**Input data:**

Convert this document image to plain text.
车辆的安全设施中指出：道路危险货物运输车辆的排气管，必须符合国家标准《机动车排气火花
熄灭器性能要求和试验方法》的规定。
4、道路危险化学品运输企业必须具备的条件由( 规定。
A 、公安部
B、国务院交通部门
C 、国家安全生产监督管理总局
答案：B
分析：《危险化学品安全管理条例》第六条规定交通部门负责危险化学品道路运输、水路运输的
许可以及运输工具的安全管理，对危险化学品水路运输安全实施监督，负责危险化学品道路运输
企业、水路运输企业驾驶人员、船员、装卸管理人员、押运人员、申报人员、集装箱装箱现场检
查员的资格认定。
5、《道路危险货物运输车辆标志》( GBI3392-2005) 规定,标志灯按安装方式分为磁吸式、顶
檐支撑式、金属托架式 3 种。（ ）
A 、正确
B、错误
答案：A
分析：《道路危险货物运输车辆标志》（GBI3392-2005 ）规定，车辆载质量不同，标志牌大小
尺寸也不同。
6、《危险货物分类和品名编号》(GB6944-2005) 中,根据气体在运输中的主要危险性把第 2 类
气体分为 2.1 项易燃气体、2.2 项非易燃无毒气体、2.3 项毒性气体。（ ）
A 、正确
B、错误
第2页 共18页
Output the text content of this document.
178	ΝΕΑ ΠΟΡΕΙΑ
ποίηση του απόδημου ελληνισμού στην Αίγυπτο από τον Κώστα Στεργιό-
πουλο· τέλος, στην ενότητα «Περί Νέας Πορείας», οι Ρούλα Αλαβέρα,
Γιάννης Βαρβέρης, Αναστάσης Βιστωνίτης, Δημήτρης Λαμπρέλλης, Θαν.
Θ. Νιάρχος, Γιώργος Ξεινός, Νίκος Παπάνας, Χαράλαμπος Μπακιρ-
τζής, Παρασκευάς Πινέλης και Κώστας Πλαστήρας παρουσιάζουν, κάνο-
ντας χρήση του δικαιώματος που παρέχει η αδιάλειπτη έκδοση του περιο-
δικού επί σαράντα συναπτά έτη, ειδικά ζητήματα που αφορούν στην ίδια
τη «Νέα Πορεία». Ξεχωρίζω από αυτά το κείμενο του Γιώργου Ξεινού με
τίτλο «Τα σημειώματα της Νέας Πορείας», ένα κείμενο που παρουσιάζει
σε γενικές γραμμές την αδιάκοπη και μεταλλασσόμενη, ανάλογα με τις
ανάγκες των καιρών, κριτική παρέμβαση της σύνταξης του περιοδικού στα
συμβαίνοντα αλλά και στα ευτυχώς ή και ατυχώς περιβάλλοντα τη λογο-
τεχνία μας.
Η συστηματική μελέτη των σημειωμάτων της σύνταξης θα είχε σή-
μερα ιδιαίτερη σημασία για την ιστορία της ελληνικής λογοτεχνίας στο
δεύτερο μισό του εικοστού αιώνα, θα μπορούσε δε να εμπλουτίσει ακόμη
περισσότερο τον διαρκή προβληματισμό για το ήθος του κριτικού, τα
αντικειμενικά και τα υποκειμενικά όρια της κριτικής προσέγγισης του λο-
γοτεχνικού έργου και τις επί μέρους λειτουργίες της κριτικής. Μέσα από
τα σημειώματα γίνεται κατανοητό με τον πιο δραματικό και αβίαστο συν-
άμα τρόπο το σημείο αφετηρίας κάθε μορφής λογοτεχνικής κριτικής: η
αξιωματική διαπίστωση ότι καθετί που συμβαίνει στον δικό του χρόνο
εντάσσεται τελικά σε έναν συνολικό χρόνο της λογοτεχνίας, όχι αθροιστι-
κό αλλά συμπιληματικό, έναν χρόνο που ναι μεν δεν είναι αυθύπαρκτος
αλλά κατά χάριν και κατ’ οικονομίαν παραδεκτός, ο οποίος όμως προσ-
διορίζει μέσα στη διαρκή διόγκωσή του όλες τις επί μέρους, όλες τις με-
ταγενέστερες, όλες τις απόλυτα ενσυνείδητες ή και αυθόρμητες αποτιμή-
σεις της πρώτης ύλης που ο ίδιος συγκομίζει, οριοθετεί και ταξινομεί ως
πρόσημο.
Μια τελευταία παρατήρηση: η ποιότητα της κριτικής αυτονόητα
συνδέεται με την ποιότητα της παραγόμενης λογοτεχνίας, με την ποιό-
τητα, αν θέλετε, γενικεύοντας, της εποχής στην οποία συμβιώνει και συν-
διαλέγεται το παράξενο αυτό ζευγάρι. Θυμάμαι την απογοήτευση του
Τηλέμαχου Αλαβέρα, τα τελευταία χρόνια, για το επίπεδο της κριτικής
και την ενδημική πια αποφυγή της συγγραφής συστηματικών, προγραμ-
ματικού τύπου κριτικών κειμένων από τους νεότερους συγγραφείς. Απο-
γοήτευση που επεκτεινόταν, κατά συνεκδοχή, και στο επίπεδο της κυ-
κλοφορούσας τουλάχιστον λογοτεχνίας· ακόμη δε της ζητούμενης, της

**Exercise aim:** Write out the records above again, keeping each one identical to the original.

**Completed task:**
Convert this document image to plain text.
车辆的安全设施中指出：道路危险货物运输车辆的排气管，必须符合国家标准《机动车排气火花
熄灭器性能要求和试验方法》的规定。
4、道路危险化学品运输企业必须具备的条件由( 规定。
A 、公安部
B、国务院交通部门
C 、国家安全生产监督管理总局
答案：B
分析：《危险化学品安全管理条例》第六条规定交通部门负责危险化学品道路运输、水路运输的
许可以及运输工具的安全管理，对危险化学品水路运输安全实施监督，负责危险化学品道路运输
企业、水路运输企业驾驶人员、船员、装卸管理人员、押运人员、申报人员、集装箱装箱现场检
查员的资格认定。
5、《道路危险货物运输车辆标志》( GBI3392-2005) 规定,标志灯按安装方式分为磁吸式、顶
檐支撑式、金属托架式 3 种。（ ）
A 、正确
B、错误
答案：A
分析：《道路危险货物运输车辆标志》（GBI3392-2005 ）规定，车辆载质量不同，标志牌大小
尺寸也不同。
6、《危险货物分类和品名编号》(GB6944-2005) 中,根据气体在运输中的主要危险性把第 2 类
气体分为 2.1 项易燃气体、2.2 项非易燃无毒气体、2.3 项毒性气体。（ ）
A 、正确
B、错误
第2页 共18页
Output the text content of this document.
178	ΝΕΑ ΠΟΡΕΙΑ
ποίηση του απόδημου ελληνισμού στην Αίγυπτο από τον Κώστα Στεργιό-
πουλο· τέλος, στην ενότητα «Περί Νέας Πορείας», οι Ρούλα Αλαβέρα,
Γιάννης Βαρβέρης, Αναστάσης Βιστωνίτης, Δημήτρης Λαμπρέλλης, Θαν.
Θ. Νιάρχος, Γιώργος Ξεινός, Νίκος Παπάνας, Χαράλαμπος Μπακιρ-
τζής, Παρασκευάς Πινέλης και Κώστας Πλαστήρας παρουσιάζουν, κάνο-
ντας χρήση του δικαιώματος που παρέχει η αδιάλειπτη έκδοση του περιο-
δικού επί σαράντα συναπτά έτη, ειδικά ζητήματα που αφορούν στην ίδια
τη «Νέα Πορεία». Ξεχωρίζω από αυτά το κείμενο του Γιώργου Ξεινού με
τίτλο «Τα σημειώματα της Νέας Πορείας», ένα κείμενο που παρουσιάζει
σε γενικές γραμμές την αδιάκοπη και μεταλλασσόμενη, ανάλογα με τις
ανάγκες των καιρών, κριτική παρέμβαση της σύνταξης του περιοδικού στα
συμβαίνοντα αλλά και στα ευτυχώς ή και ατυχώς περιβάλλοντα τη λογο-
τεχνία μας.
Η συστηματική μελέτη των σημειωμάτων της σύνταξης θα είχε σή-
μερα ιδιαίτερη σημασία για την ιστορία της ελληνικής λογοτεχνίας στο
δεύτερο μισό του εικοστού αιώνα, θα μπορούσε δε να εμπλουτίσει ακόμη
περισσότερο τον διαρκή προβληματισμό για το ήθος του κριτικού, τα
αντικειμενικά και τα υποκειμενικά όρια της κριτικής προσέγγισης του λο-
γοτεχνικού έργου και τις επί μέρους λειτουργίες της κριτικής. Μέσα από
τα σημειώματα γίνεται κατανοητό με τον πιο δραματικό και αβίαστο συν-
άμα τρόπο το σημείο αφετηρίας κάθε μορφής λογοτεχνικής κριτικής: η
αξιωματική διαπίστωση ότι καθετί που συμβαίνει στον δικό του χρόνο
εντάσσεται τελικά σε έναν συνολικό χρόνο της λογοτεχνίας, όχι αθροιστι-
κό αλλά συμπιληματικό, έναν χρόνο που ναι μεν δεν είναι αυθύπαρκτος
αλλά κατά χάριν και κατ’ οικονομίαν παραδεκτός, ο οποίος όμως προσ-
διορίζει μέσα στη διαρκή διόγκωσή του όλες τις επί μέρους, όλες τις με-
ταγενέστερες, όλες τις απόλυτα ενσυνείδητες ή και αυθόρμητες αποτιμή-
σεις της πρώτης ύλης που ο ίδιος συγκομίζει, οριοθετεί και ταξινομεί ως
πρόσημο.
Μια τελευταία παρατήρηση: η ποιότητα της κριτικής αυτονόητα
συνδέεται με την ποιότητα της παραγόμενης λογοτεχνίας, με την ποιό-
τητα, αν θέλετε, γενικεύοντας, της εποχής στην οποία συμβιώνει και συν-
διαλέγεται το παράξενο αυτό ζευγάρι. Θυμάμαι την απογοήτευση του
Τηλέμαχου Αλαβέρα, τα τελευταία χρόνια, για το επίπεδο της κριτικής
και την ενδημική πια αποφυγή της συγγραφής συστηματικών, προγραμ-
ματικού τύπου κριτικών κειμένων από τους νεότερους συγγραφείς. Απο-
γοήτευση που επεκτεινόταν, κατά συνεκδοχή, και στο επίπεδο της κυ-
κλοφορούσας τουλάχιστον λογοτεχνίας· ακόμη δε της ζητούμενης, της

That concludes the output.